Task directions =
Give the data below again exactly as it stands. Omit the pictures.

Data provided =
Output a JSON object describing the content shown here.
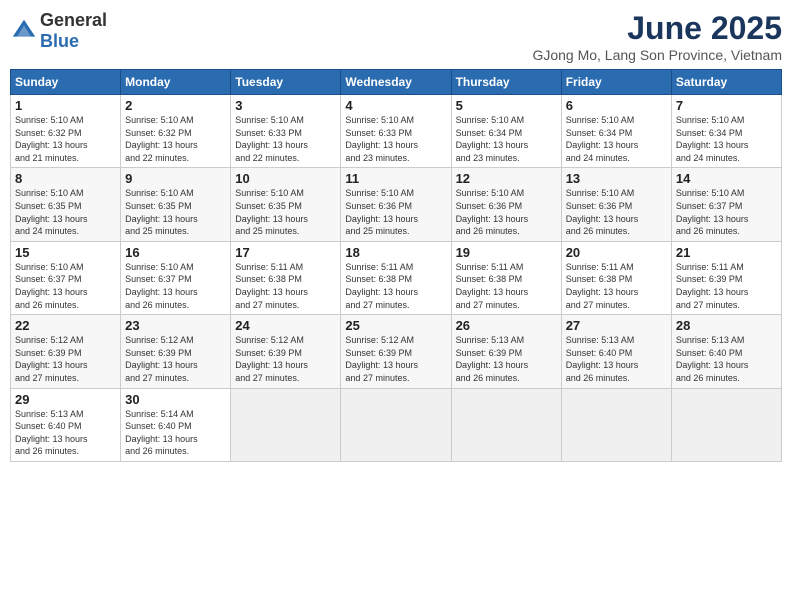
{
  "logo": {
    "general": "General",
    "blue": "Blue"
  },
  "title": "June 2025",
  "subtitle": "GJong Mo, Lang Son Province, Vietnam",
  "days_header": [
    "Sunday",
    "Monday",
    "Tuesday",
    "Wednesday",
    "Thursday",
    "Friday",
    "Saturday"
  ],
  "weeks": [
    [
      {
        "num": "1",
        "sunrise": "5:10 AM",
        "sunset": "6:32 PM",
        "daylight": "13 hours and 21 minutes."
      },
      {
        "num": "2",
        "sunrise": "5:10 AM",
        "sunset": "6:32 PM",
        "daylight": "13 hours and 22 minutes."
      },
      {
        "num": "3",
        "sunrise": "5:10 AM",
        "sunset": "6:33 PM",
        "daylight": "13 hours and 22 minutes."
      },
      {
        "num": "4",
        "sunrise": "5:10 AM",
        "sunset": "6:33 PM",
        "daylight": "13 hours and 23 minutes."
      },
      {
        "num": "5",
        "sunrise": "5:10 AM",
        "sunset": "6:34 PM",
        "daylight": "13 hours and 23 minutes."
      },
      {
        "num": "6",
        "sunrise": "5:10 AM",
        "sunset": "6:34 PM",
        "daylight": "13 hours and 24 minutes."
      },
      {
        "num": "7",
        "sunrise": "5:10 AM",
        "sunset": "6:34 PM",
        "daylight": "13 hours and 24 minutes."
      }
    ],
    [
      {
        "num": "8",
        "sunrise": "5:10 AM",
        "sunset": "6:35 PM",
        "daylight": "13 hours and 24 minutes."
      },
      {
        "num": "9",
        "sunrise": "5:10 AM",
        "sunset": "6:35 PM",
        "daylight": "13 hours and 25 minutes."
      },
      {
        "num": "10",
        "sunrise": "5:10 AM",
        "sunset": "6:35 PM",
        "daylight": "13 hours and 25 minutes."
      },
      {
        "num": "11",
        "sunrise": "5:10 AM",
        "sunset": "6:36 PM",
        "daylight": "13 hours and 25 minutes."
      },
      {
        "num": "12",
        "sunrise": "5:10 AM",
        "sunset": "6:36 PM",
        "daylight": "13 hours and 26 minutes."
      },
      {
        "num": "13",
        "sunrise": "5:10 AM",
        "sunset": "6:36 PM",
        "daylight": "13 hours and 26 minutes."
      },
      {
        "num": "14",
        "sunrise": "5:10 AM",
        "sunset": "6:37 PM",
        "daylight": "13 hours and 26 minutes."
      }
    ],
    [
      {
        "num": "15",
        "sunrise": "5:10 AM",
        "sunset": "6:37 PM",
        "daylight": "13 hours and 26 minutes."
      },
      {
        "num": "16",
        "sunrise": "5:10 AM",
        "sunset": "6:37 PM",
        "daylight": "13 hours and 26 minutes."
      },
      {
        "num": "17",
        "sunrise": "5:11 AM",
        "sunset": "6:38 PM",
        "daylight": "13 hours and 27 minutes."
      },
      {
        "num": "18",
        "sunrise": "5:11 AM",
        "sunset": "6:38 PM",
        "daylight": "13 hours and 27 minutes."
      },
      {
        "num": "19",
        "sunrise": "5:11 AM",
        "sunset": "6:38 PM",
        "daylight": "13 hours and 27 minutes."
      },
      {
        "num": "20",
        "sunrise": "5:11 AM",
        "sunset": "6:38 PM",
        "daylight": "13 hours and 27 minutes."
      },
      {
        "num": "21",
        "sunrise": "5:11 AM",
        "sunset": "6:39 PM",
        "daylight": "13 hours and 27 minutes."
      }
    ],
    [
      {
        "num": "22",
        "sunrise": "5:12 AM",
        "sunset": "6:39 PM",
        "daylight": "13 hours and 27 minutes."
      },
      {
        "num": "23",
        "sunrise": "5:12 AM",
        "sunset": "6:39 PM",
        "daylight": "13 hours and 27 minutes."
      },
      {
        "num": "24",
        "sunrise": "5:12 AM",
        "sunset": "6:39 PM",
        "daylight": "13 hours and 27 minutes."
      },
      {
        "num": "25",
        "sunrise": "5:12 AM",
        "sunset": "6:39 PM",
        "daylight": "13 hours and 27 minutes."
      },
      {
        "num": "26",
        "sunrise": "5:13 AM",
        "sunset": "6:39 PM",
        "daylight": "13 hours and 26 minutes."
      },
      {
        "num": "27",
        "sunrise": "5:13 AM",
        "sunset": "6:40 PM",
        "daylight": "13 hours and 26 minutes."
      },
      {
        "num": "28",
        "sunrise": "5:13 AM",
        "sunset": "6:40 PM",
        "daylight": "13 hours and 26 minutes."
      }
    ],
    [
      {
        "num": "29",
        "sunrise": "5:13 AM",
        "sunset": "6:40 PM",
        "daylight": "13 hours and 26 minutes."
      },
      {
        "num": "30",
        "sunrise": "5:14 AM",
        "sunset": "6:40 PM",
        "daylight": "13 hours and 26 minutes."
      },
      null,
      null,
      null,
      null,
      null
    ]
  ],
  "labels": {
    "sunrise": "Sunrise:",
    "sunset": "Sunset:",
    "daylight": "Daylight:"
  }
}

Answer below =
Output a JSON object describing the content shown here.
{
  "logo": {
    "general": "General",
    "blue": "Blue"
  },
  "title": "June 2025",
  "subtitle": "GJong Mo, Lang Son Province, Vietnam",
  "days_header": [
    "Sunday",
    "Monday",
    "Tuesday",
    "Wednesday",
    "Thursday",
    "Friday",
    "Saturday"
  ],
  "weeks": [
    [
      {
        "num": "1",
        "sunrise": "5:10 AM",
        "sunset": "6:32 PM",
        "daylight": "13 hours and 21 minutes."
      },
      {
        "num": "2",
        "sunrise": "5:10 AM",
        "sunset": "6:32 PM",
        "daylight": "13 hours and 22 minutes."
      },
      {
        "num": "3",
        "sunrise": "5:10 AM",
        "sunset": "6:33 PM",
        "daylight": "13 hours and 22 minutes."
      },
      {
        "num": "4",
        "sunrise": "5:10 AM",
        "sunset": "6:33 PM",
        "daylight": "13 hours and 23 minutes."
      },
      {
        "num": "5",
        "sunrise": "5:10 AM",
        "sunset": "6:34 PM",
        "daylight": "13 hours and 23 minutes."
      },
      {
        "num": "6",
        "sunrise": "5:10 AM",
        "sunset": "6:34 PM",
        "daylight": "13 hours and 24 minutes."
      },
      {
        "num": "7",
        "sunrise": "5:10 AM",
        "sunset": "6:34 PM",
        "daylight": "13 hours and 24 minutes."
      }
    ],
    [
      {
        "num": "8",
        "sunrise": "5:10 AM",
        "sunset": "6:35 PM",
        "daylight": "13 hours and 24 minutes."
      },
      {
        "num": "9",
        "sunrise": "5:10 AM",
        "sunset": "6:35 PM",
        "daylight": "13 hours and 25 minutes."
      },
      {
        "num": "10",
        "sunrise": "5:10 AM",
        "sunset": "6:35 PM",
        "daylight": "13 hours and 25 minutes."
      },
      {
        "num": "11",
        "sunrise": "5:10 AM",
        "sunset": "6:36 PM",
        "daylight": "13 hours and 25 minutes."
      },
      {
        "num": "12",
        "sunrise": "5:10 AM",
        "sunset": "6:36 PM",
        "daylight": "13 hours and 26 minutes."
      },
      {
        "num": "13",
        "sunrise": "5:10 AM",
        "sunset": "6:36 PM",
        "daylight": "13 hours and 26 minutes."
      },
      {
        "num": "14",
        "sunrise": "5:10 AM",
        "sunset": "6:37 PM",
        "daylight": "13 hours and 26 minutes."
      }
    ],
    [
      {
        "num": "15",
        "sunrise": "5:10 AM",
        "sunset": "6:37 PM",
        "daylight": "13 hours and 26 minutes."
      },
      {
        "num": "16",
        "sunrise": "5:10 AM",
        "sunset": "6:37 PM",
        "daylight": "13 hours and 26 minutes."
      },
      {
        "num": "17",
        "sunrise": "5:11 AM",
        "sunset": "6:38 PM",
        "daylight": "13 hours and 27 minutes."
      },
      {
        "num": "18",
        "sunrise": "5:11 AM",
        "sunset": "6:38 PM",
        "daylight": "13 hours and 27 minutes."
      },
      {
        "num": "19",
        "sunrise": "5:11 AM",
        "sunset": "6:38 PM",
        "daylight": "13 hours and 27 minutes."
      },
      {
        "num": "20",
        "sunrise": "5:11 AM",
        "sunset": "6:38 PM",
        "daylight": "13 hours and 27 minutes."
      },
      {
        "num": "21",
        "sunrise": "5:11 AM",
        "sunset": "6:39 PM",
        "daylight": "13 hours and 27 minutes."
      }
    ],
    [
      {
        "num": "22",
        "sunrise": "5:12 AM",
        "sunset": "6:39 PM",
        "daylight": "13 hours and 27 minutes."
      },
      {
        "num": "23",
        "sunrise": "5:12 AM",
        "sunset": "6:39 PM",
        "daylight": "13 hours and 27 minutes."
      },
      {
        "num": "24",
        "sunrise": "5:12 AM",
        "sunset": "6:39 PM",
        "daylight": "13 hours and 27 minutes."
      },
      {
        "num": "25",
        "sunrise": "5:12 AM",
        "sunset": "6:39 PM",
        "daylight": "13 hours and 27 minutes."
      },
      {
        "num": "26",
        "sunrise": "5:13 AM",
        "sunset": "6:39 PM",
        "daylight": "13 hours and 26 minutes."
      },
      {
        "num": "27",
        "sunrise": "5:13 AM",
        "sunset": "6:40 PM",
        "daylight": "13 hours and 26 minutes."
      },
      {
        "num": "28",
        "sunrise": "5:13 AM",
        "sunset": "6:40 PM",
        "daylight": "13 hours and 26 minutes."
      }
    ],
    [
      {
        "num": "29",
        "sunrise": "5:13 AM",
        "sunset": "6:40 PM",
        "daylight": "13 hours and 26 minutes."
      },
      {
        "num": "30",
        "sunrise": "5:14 AM",
        "sunset": "6:40 PM",
        "daylight": "13 hours and 26 minutes."
      },
      null,
      null,
      null,
      null,
      null
    ]
  ],
  "labels": {
    "sunrise": "Sunrise:",
    "sunset": "Sunset:",
    "daylight": "Daylight:"
  }
}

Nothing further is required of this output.